(Set exercise):
Lines containing the string "https" are to be counted. Write only how many there are.

Data records
— START —

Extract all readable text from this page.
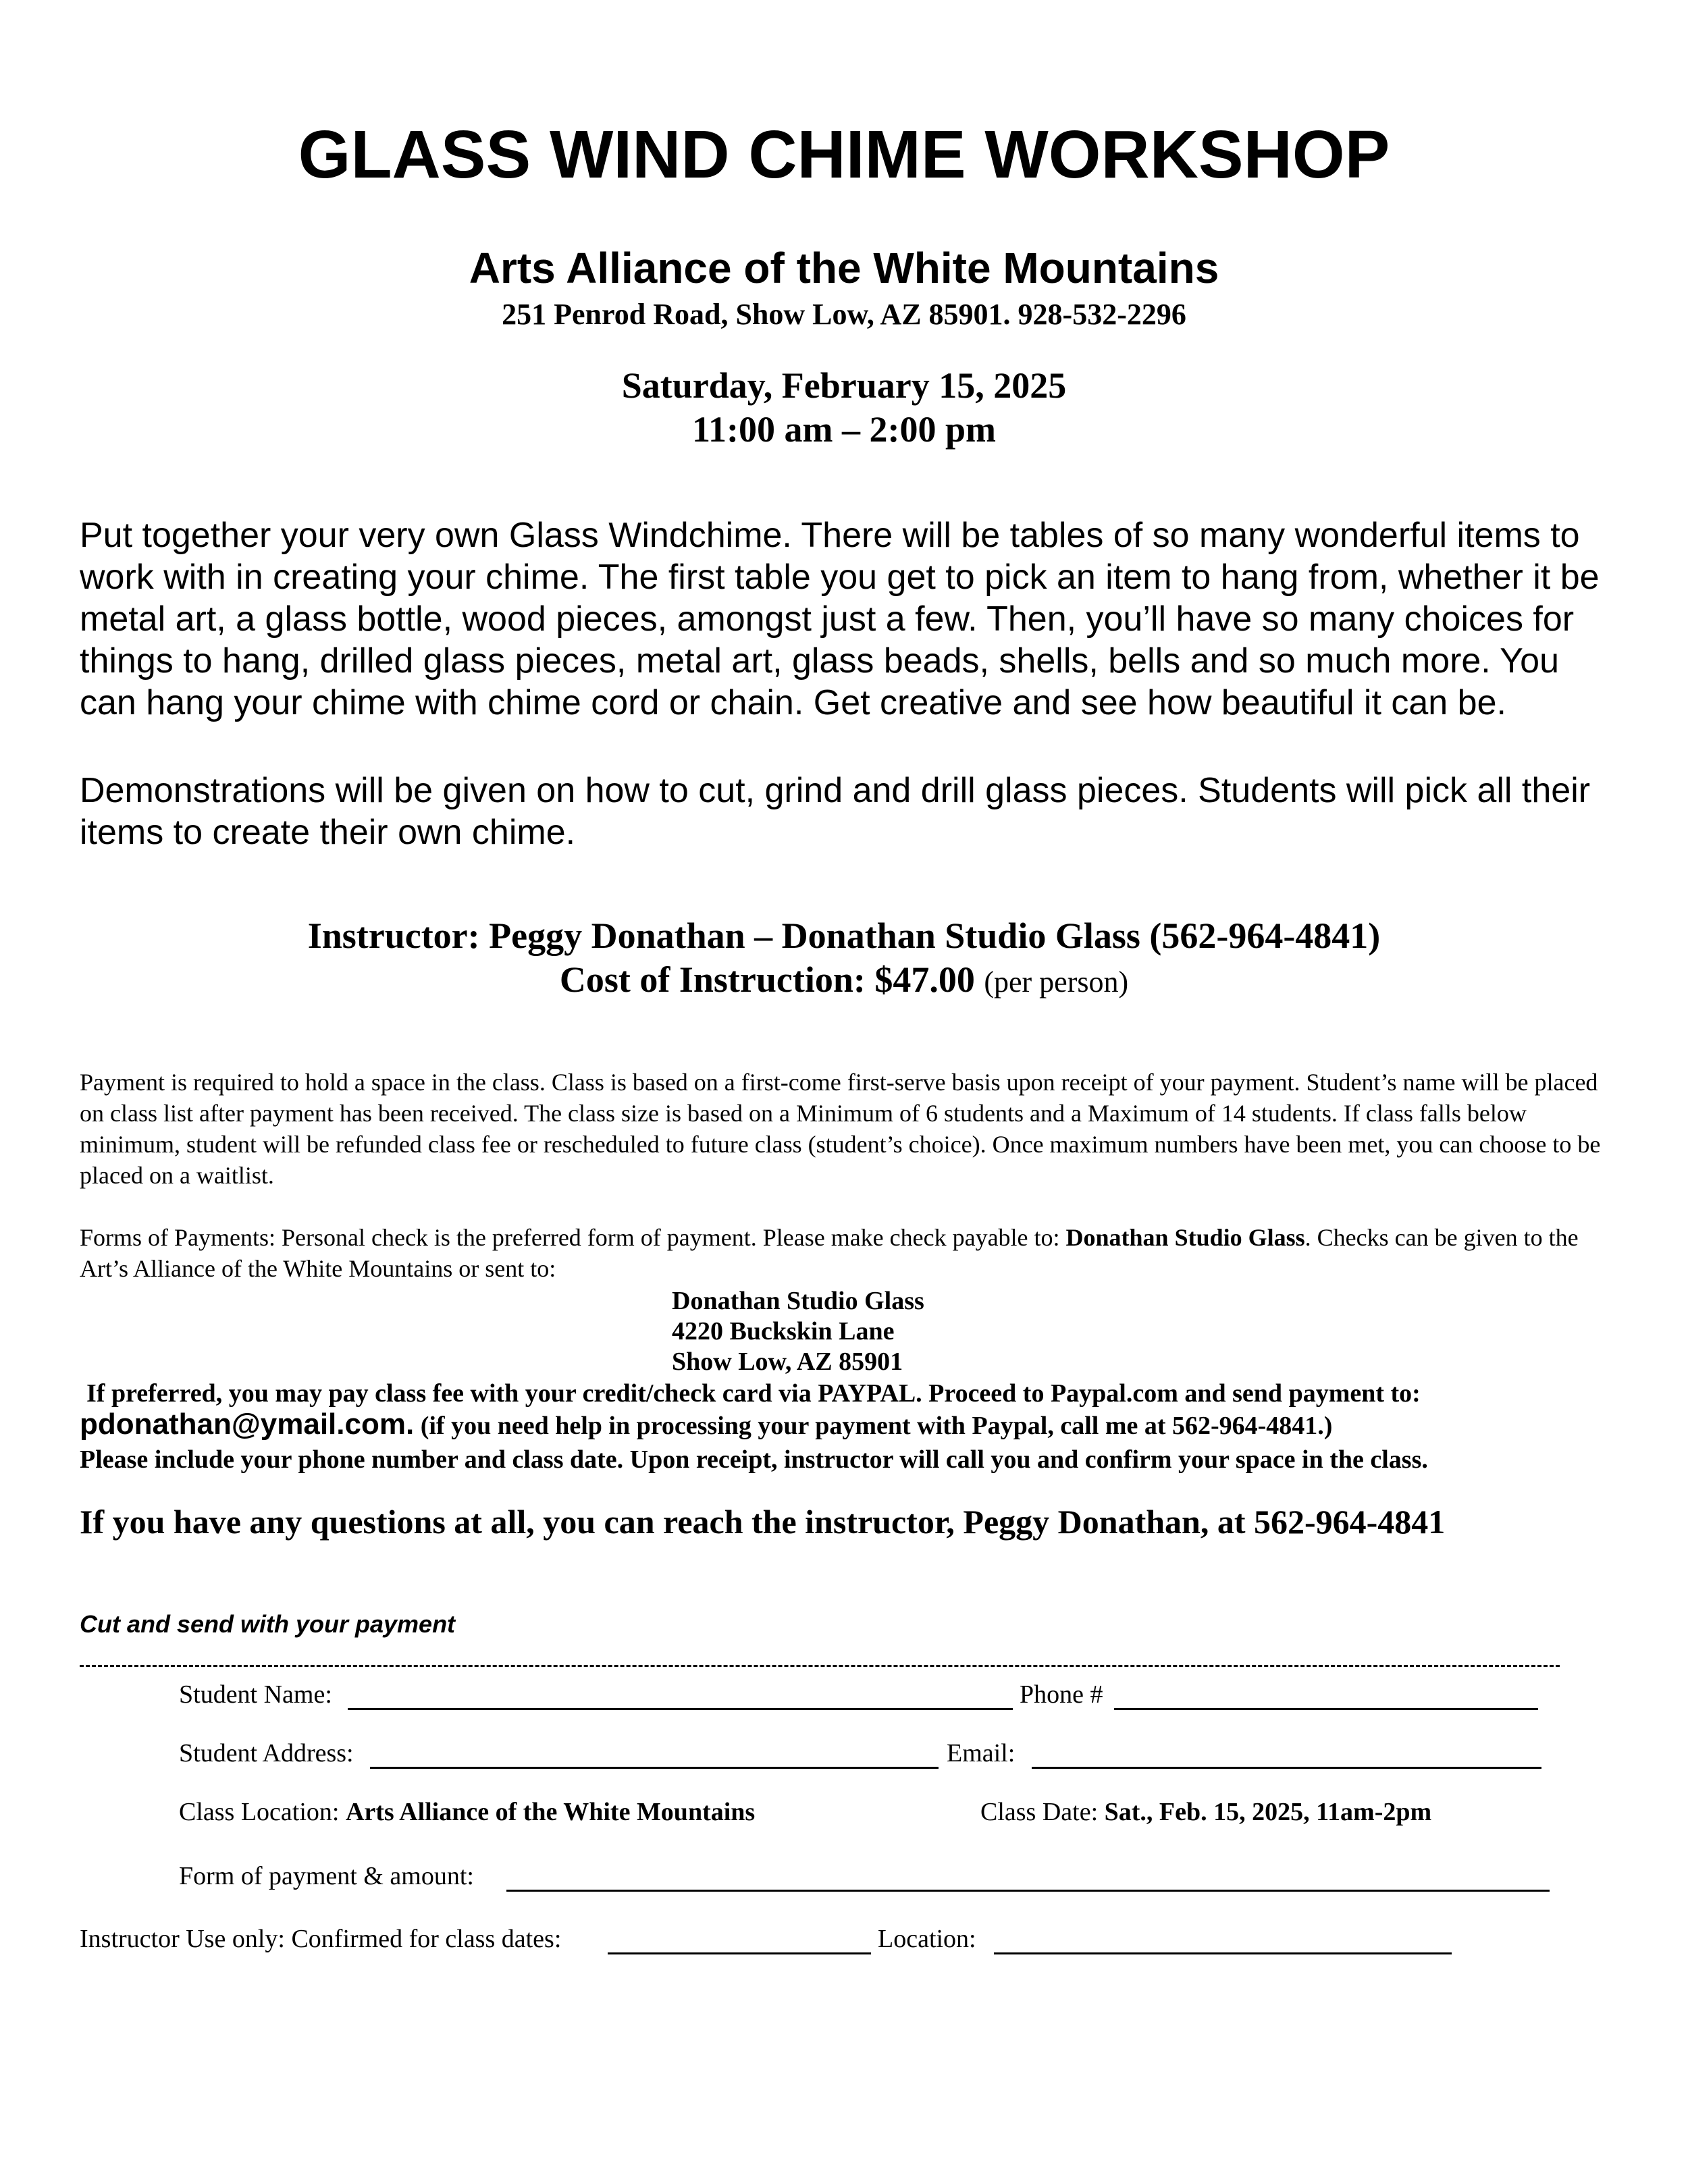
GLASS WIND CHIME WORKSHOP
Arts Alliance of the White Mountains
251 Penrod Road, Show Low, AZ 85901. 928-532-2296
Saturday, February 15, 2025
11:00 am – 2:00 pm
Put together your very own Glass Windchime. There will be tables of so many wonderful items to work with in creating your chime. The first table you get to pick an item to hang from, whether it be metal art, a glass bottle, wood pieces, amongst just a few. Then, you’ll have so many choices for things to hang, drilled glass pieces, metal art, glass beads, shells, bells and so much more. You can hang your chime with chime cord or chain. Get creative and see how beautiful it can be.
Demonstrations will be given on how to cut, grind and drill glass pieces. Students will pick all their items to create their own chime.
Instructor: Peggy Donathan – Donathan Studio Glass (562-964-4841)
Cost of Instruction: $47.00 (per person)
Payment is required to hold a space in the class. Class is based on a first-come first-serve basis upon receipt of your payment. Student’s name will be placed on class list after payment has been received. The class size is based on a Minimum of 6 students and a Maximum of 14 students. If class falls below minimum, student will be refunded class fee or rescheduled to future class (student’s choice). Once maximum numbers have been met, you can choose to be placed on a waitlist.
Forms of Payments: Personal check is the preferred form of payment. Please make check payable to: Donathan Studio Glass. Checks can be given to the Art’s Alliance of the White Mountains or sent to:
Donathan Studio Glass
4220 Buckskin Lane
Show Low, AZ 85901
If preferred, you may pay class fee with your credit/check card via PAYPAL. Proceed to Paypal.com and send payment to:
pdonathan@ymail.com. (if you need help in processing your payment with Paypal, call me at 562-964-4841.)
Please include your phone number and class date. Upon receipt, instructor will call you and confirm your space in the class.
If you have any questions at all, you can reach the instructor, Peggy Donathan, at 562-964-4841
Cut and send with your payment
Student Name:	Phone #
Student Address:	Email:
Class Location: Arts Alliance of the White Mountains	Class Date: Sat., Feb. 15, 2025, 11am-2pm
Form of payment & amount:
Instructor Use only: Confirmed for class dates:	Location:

— END —
— START —

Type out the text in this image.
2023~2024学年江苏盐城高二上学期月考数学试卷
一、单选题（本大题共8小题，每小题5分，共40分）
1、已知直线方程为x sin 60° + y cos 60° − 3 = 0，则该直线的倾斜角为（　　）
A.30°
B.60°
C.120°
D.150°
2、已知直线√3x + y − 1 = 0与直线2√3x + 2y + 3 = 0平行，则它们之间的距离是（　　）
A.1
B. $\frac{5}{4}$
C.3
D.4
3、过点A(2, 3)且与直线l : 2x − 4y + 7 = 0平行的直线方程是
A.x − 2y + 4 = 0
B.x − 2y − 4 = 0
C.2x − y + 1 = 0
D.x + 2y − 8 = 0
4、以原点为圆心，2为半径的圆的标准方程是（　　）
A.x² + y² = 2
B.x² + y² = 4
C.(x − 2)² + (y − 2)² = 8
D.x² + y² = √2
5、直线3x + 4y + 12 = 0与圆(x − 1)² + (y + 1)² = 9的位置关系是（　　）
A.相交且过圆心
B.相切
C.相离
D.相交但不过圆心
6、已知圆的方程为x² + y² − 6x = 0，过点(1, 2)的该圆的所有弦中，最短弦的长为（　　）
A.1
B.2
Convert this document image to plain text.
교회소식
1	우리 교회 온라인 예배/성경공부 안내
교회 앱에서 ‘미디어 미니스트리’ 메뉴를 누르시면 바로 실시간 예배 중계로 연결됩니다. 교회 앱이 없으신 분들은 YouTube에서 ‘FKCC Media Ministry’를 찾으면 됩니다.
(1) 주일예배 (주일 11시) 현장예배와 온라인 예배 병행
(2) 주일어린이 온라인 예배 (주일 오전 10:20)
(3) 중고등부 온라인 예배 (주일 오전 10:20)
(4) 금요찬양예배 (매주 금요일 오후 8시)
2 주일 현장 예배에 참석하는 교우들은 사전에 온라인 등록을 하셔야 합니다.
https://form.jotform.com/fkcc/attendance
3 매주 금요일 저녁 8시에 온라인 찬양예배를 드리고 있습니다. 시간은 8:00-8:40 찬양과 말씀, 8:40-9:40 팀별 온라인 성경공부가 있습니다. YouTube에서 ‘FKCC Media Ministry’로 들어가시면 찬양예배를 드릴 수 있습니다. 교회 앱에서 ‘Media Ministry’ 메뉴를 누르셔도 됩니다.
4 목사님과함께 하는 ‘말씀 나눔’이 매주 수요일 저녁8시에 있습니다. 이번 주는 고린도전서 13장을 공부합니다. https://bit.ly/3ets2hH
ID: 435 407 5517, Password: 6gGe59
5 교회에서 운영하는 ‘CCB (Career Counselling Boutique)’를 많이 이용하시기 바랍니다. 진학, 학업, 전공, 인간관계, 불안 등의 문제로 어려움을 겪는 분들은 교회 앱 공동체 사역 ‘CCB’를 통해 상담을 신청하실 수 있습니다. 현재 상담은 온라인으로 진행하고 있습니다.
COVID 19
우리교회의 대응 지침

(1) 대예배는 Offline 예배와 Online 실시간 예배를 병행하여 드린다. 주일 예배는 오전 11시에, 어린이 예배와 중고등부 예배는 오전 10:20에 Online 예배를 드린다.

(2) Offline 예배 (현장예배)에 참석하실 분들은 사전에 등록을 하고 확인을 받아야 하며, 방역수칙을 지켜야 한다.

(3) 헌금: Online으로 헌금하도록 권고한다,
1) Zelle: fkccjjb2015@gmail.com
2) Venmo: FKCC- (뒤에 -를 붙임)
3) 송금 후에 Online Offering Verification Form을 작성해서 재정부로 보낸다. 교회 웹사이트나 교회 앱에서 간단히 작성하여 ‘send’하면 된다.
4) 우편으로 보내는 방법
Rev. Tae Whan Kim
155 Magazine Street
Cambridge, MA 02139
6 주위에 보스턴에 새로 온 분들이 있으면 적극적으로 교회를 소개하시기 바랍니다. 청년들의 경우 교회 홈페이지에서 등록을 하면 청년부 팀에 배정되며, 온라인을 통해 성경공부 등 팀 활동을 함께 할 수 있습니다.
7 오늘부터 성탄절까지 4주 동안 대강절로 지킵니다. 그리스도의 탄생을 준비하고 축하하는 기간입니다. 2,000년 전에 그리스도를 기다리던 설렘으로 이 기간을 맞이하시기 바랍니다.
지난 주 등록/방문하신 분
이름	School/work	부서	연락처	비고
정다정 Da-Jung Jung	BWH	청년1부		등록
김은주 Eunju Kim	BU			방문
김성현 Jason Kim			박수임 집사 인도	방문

— END —

(Correct result):
2